[Entries with figure data]

Begin

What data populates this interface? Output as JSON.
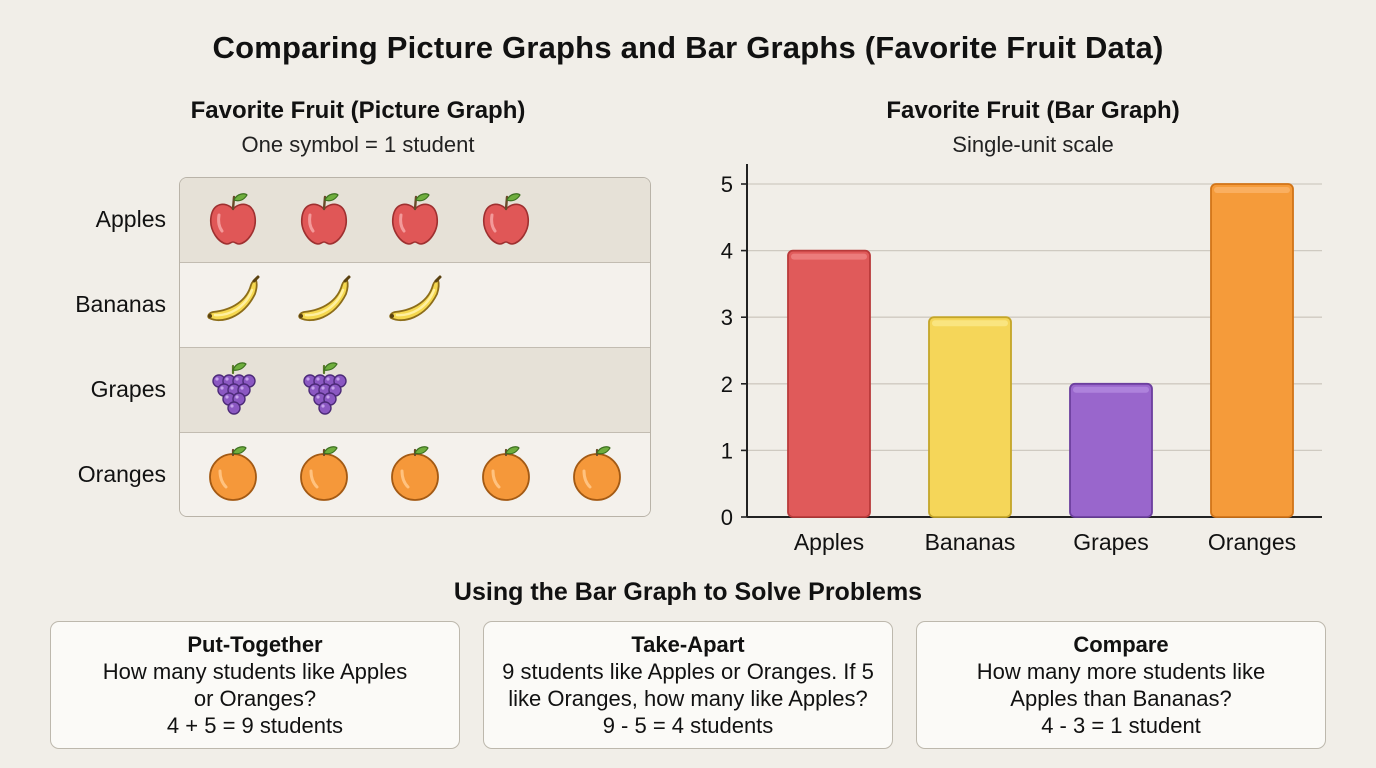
{
  "title": "Comparing Picture Graphs and Bar Graphs (Favorite Fruit Data)",
  "picture_graph": {
    "title": "Favorite Fruit (Picture Graph)",
    "caption": "One symbol = 1 student",
    "rows": [
      {
        "label": "Apples",
        "count": 4,
        "icon": "apple-icon"
      },
      {
        "label": "Bananas",
        "count": 3,
        "icon": "banana-icon"
      },
      {
        "label": "Grapes",
        "count": 2,
        "icon": "grapes-icon"
      },
      {
        "label": "Oranges",
        "count": 5,
        "icon": "orange-icon"
      }
    ]
  },
  "chart_data": {
    "type": "bar",
    "title": "Favorite Fruit (Bar Graph)",
    "subtitle": "Single-unit scale",
    "categories": [
      "Apples",
      "Bananas",
      "Grapes",
      "Oranges"
    ],
    "values": [
      4,
      3,
      2,
      5
    ],
    "colors": [
      "#e05a5a",
      "#f5d659",
      "#9966cc",
      "#f59b3a"
    ],
    "ylim": [
      0,
      5
    ],
    "yticks": [
      0,
      1,
      2,
      3,
      4,
      5
    ],
    "grid": true,
    "xlabel": "",
    "ylabel": ""
  },
  "problems": {
    "title": "Using the Bar Graph to Solve Problems",
    "cards": [
      {
        "title": "Put-Together",
        "text": "How many students like Apples or Oranges?",
        "equation": "4 + 5 = 9 students"
      },
      {
        "title": "Take-Apart",
        "text": "9 students like Apples or Oranges. If 5 like Oranges, how many like Apples?",
        "equation": "9 - 5 = 4 students"
      },
      {
        "title": "Compare",
        "text": "How many more students like Apples than Bananas?",
        "equation": "4 - 3 = 1 student"
      }
    ]
  }
}
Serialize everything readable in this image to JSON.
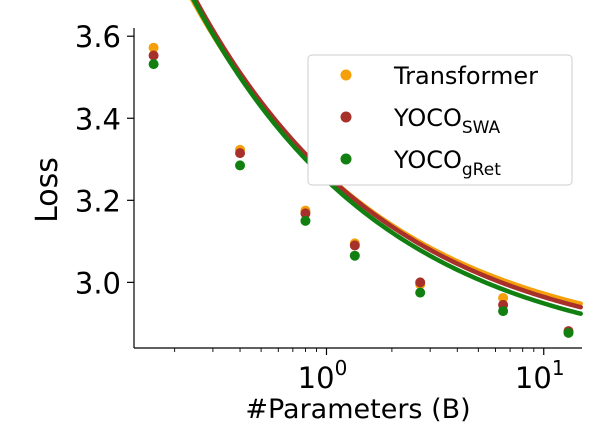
{
  "chart_data": {
    "type": "scatter",
    "xlabel": "#Parameters (B)",
    "ylabel": "Loss",
    "xscale": "log",
    "xlim": [
      0.13,
      15
    ],
    "ylim": [
      2.84,
      3.62
    ],
    "x_ticks": [
      {
        "value": 1,
        "base": "10",
        "exp": "0"
      },
      {
        "value": 10,
        "base": "10",
        "exp": "1"
      }
    ],
    "y_ticks": [
      {
        "value": 3.6,
        "label": "3.6"
      },
      {
        "value": 3.4,
        "label": "3.4"
      },
      {
        "value": 3.2,
        "label": "3.2"
      },
      {
        "value": 3.0,
        "label": "3.0"
      }
    ],
    "grid": false,
    "legend_position": "top-right",
    "series": [
      {
        "name": "Transformer",
        "name_main": "Transformer",
        "name_sub": "",
        "color": "#f5a00a",
        "x": [
          0.16,
          0.4,
          0.8,
          1.35,
          2.7,
          6.5
        ],
        "y": [
          3.572,
          3.323,
          3.175,
          3.095,
          2.995,
          2.962
        ],
        "fit": {
          "a": 2.8305,
          "b": 0.4318,
          "c": 0.483
        }
      },
      {
        "name": "YOCO_SWA",
        "name_main": "YOCO",
        "name_sub": "SWA",
        "color": "#a8302a",
        "x": [
          0.16,
          0.4,
          0.8,
          1.35,
          2.7,
          6.5,
          13
        ],
        "y": [
          3.553,
          3.315,
          3.168,
          3.09,
          3.0,
          2.945,
          2.881
        ],
        "fit": {
          "a": 2.8205,
          "b": 0.4418,
          "c": 0.487
        }
      },
      {
        "name": "YOCO_gRet",
        "name_main": "YOCO",
        "name_sub": "gRet",
        "color": "#118011",
        "x": [
          0.16,
          0.4,
          0.8,
          1.35,
          2.7,
          6.5,
          13
        ],
        "y": [
          3.532,
          3.285,
          3.15,
          3.065,
          2.975,
          2.93,
          2.877
        ],
        "fit": {
          "a": 2.8035,
          "b": 0.4459,
          "c": 0.487
        }
      }
    ]
  }
}
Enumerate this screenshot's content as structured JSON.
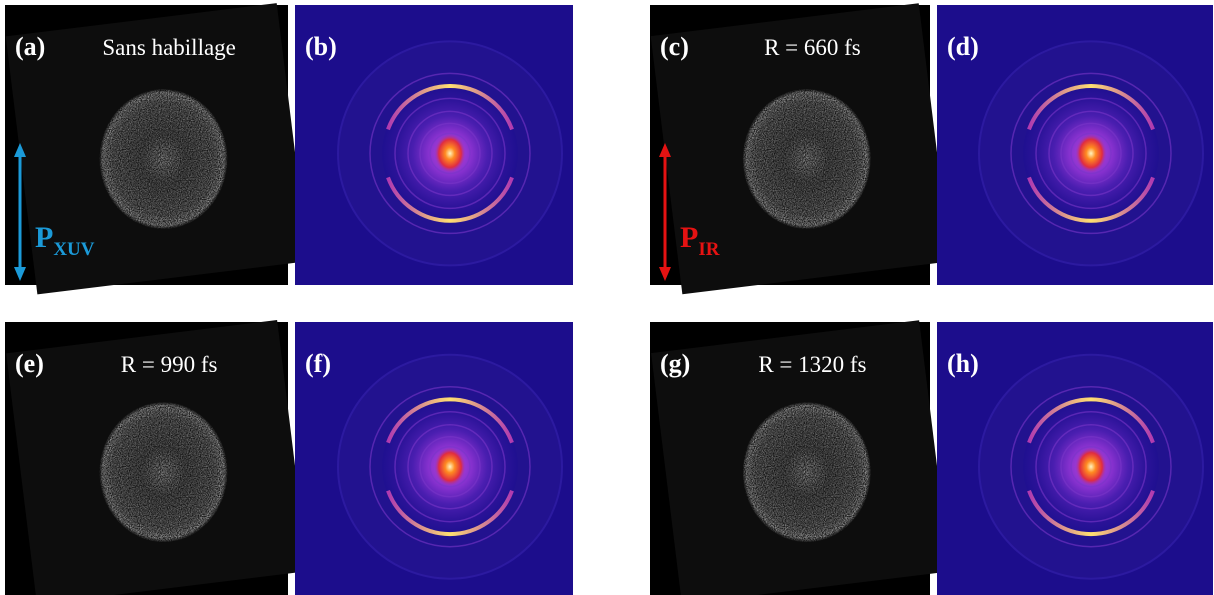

End

* **Required work**:
Copy, from the material, each line that holds the string "icon".

* **Complete output**:
        "icon": "apple-icon"
        "icon": "banana-icon"
        "icon": "grapes-icon"
        "icon": "orange-icon"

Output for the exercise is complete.